WRITTEN TASK: Check each line of the listing below for the string "заполняется", and give only how many lines hold it.

Saved entries:
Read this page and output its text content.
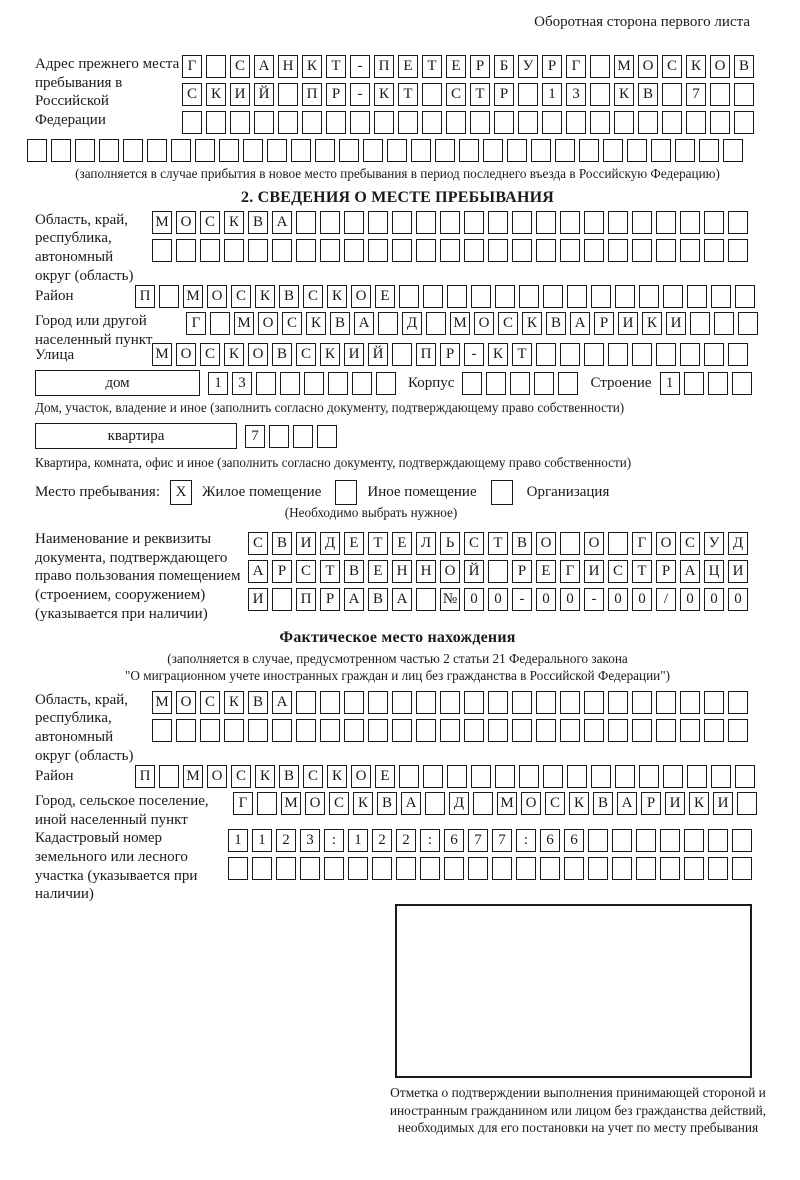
Оборотная сторона первого листа
Адрес прежнего места пребывания в Российской Федерации
Г	С А Н К Т	-	П Е Т Е	Р	Б У Р	Г	М О С К О В
С К И Й	П Р	-	К Т	С Т	Р	1	3	К В	7
(заполняется в случае прибытия в новое место пребывания в период последнего въезда в Российскую Федерацию)
2. СВЕДЕНИЯ О МЕСТЕ ПРЕБЫВАНИЯ
Область, край, республика, автономный округ (область)
М О С К В А
Район	П	М О С К В С К О Е
Город или другой населенный пункт
Г	М О С К В А	Д	М О С К В А Р И К И
Улица	М О С К О В С К И Й	П Р	-	К Т
дом	1	3	Корпус	Строение 1
Дом, участок, владение и иное (заполнить согласно документу, подтверждающему право собственности)
квартира	7
Квартира, комната, офис и иное (заполнить согласно документу, подтверждающему право собственности)
Место пребывания:	X	Жилое помещение	Иное помещение	Организация
(Необходимо выбрать нужное)
Наименование и реквизиты документа, подтверждающего право пользования помещением (строением, сооружением) (указывается при наличии)
С В И Д Е Т Е Л Ь С Т В О	О	Г О С У Д
А Р С Т В Е Н Н О Й	Р	Е	Г И С Т	Р А Ц И
И	П Р А В А	№ 0	0	-	0	0	-	0	0	/	0	0	0
Фактическое место нахождения
(заполняется в случае, предусмотренном частью 2 статьи 21 Федерального закона
"О миграционном учете иностранных граждан и лиц без гражданства в Российской Федерации")
Область, край, республика, автономный округ (область)
М О С К В А
Район	П	М О С К В С К О Е
Город, сельское поселение, иной населенный пункт
Г	М О С К В А	Д	М О С К В А Р И К И
Кадастровый номер земельного или лесного участка (указывается при наличии)
1	1	2	3	:	1	2	2	:	6	7	7	:	6	6
Отметка о подтверждении выполнения принимающей стороной и иностранным гражданином или лицом без гражданства действий, необходимых для его постановки на учет по месту пребывания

TASK ANSWER: 2